Print each of the entries exactly, leaving nothing out.
>> Start AVAILABLE RECORDS
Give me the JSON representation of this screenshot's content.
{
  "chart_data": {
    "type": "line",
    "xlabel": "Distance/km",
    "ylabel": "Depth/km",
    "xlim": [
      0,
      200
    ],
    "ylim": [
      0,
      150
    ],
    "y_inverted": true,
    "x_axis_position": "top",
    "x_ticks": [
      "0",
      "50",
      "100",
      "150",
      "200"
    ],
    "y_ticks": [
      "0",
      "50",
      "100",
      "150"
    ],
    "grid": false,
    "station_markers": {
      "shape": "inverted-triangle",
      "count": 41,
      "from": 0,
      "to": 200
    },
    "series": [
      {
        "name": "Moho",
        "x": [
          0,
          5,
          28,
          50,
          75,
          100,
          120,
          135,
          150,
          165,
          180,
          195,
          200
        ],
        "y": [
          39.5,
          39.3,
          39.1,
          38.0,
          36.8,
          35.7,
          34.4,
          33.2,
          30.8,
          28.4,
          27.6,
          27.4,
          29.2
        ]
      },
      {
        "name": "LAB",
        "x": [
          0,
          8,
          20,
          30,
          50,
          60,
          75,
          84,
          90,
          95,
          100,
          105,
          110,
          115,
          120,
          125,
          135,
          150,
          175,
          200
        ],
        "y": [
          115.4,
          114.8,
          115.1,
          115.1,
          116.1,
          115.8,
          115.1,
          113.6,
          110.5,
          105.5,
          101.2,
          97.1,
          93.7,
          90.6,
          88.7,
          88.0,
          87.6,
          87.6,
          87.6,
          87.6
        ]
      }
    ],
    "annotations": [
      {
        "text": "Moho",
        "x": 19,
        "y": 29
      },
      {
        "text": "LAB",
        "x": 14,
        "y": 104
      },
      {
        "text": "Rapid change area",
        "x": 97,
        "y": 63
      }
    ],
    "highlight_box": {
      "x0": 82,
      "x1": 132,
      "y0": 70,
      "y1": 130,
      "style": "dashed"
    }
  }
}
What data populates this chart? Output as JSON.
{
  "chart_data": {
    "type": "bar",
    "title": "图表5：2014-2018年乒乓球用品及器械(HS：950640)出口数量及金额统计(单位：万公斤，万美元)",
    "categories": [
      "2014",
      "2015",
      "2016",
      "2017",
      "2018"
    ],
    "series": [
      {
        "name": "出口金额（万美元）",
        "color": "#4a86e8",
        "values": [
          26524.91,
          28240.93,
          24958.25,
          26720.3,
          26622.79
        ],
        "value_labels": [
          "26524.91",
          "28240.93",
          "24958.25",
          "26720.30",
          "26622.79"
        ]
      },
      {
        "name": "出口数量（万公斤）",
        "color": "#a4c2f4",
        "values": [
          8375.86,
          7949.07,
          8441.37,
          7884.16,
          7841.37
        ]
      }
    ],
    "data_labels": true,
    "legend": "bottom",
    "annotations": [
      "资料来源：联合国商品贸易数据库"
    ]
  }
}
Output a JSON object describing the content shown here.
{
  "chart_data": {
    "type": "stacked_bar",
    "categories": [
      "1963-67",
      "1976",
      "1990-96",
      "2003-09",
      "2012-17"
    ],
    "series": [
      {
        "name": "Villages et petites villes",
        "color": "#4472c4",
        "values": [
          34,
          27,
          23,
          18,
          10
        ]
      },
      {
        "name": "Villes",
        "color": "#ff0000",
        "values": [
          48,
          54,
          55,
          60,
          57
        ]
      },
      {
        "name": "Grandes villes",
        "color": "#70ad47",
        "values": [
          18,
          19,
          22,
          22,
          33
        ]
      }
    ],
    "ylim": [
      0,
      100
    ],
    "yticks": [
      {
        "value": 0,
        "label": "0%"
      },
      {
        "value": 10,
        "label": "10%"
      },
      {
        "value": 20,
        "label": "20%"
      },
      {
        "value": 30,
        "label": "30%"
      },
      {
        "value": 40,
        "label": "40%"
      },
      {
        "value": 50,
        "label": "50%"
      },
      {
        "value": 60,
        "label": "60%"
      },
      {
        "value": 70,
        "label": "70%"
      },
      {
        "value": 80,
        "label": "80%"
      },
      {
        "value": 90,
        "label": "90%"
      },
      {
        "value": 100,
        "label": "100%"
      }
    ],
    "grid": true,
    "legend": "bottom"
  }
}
>> End AVAILABLE RECORDS
> _SOLUTION_:
Give me the JSON representation of this screenshot's content.
{
  "chart_data": {
    "type": "line",
    "xlabel": "Distance/km",
    "ylabel": "Depth/km",
    "xlim": [
      0,
      200
    ],
    "ylim": [
      0,
      150
    ],
    "y_inverted": true,
    "x_axis_position": "top",
    "x_ticks": [
      "0",
      "50",
      "100",
      "150",
      "200"
    ],
    "y_ticks": [
      "0",
      "50",
      "100",
      "150"
    ],
    "grid": false,
    "station_markers": {
      "shape": "inverted-triangle",
      "count": 41,
      "from": 0,
      "to": 200
    },
    "series": [
      {
        "name": "Moho",
        "x": [
          0,
          5,
          28,
          50,
          75,
          100,
          120,
          135,
          150,
          165,
          180,
          195,
          200
        ],
        "y": [
          39.5,
          39.3,
          39.1,
          38.0,
          36.8,
          35.7,
          34.4,
          33.2,
          30.8,
          28.4,
          27.6,
          27.4,
          29.2
        ]
      },
      {
        "name": "LAB",
        "x": [
          0,
          8,
          20,
          30,
          50,
          60,
          75,
          84,
          90,
          95,
          100,
          105,
          110,
          115,
          120,
          125,
          135,
          150,
          175,
          200
        ],
        "y": [
          115.4,
          114.8,
          115.1,
          115.1,
          116.1,
          115.8,
          115.1,
          113.6,
          110.5,
          105.5,
          101.2,
          97.1,
          93.7,
          90.6,
          88.7,
          88.0,
          87.6,
          87.6,
          87.6,
          87.6
        ]
      }
    ],
    "annotations": [
      {
        "text": "Moho",
        "x": 19,
        "y": 29
      },
      {
        "text": "LAB",
        "x": 14,
        "y": 104
      },
      {
        "text": "Rapid change area",
        "x": 97,
        "y": 63
      }
    ],
    "highlight_box": {
      "x0": 82,
      "x1": 132,
      "y0": 70,
      "y1": 130,
      "style": "dashed"
    }
  }
}
What data populates this chart? Output as JSON.
{
  "chart_data": {
    "type": "bar",
    "title": "图表5：2014-2018年乒乓球用品及器械(HS：950640)出口数量及金额统计(单位：万公斤，万美元)",
    "categories": [
      "2014",
      "2015",
      "2016",
      "2017",
      "2018"
    ],
    "series": [
      {
        "name": "出口金额（万美元）",
        "color": "#4a86e8",
        "values": [
          26524.91,
          28240.93,
          24958.25,
          26720.3,
          26622.79
        ],
        "value_labels": [
          "26524.91",
          "28240.93",
          "24958.25",
          "26720.30",
          "26622.79"
        ]
      },
      {
        "name": "出口数量（万公斤）",
        "color": "#a4c2f4",
        "values": [
          8375.86,
          7949.07,
          8441.37,
          7884.16,
          7841.37
        ]
      }
    ],
    "data_labels": true,
    "legend": "bottom",
    "annotations": [
      "资料来源：联合国商品贸易数据库"
    ]
  }
}
Output a JSON object describing the content shown here.
{
  "chart_data": {
    "type": "stacked_bar",
    "categories": [
      "1963-67",
      "1976",
      "1990-96",
      "2003-09",
      "2012-17"
    ],
    "series": [
      {
        "name": "Villages et petites villes",
        "color": "#4472c4",
        "values": [
          34,
          27,
          23,
          18,
          10
        ]
      },
      {
        "name": "Villes",
        "color": "#ff0000",
        "values": [
          48,
          54,
          55,
          60,
          57
        ]
      },
      {
        "name": "Grandes villes",
        "color": "#70ad47",
        "values": [
          18,
          19,
          22,
          22,
          33
        ]
      }
    ],
    "ylim": [
      0,
      100
    ],
    "yticks": [
      {
        "value": 0,
        "label": "0%"
      },
      {
        "value": 10,
        "label": "10%"
      },
      {
        "value": 20,
        "label": "20%"
      },
      {
        "value": 30,
        "label": "30%"
      },
      {
        "value": 40,
        "label": "40%"
      },
      {
        "value": 50,
        "label": "50%"
      },
      {
        "value": 60,
        "label": "60%"
      },
      {
        "value": 70,
        "label": "70%"
      },
      {
        "value": 80,
        "label": "80%"
      },
      {
        "value": 90,
        "label": "90%"
      },
      {
        "value": 100,
        "label": "100%"
      }
    ],
    "grid": true,
    "legend": "bottom"
  }
}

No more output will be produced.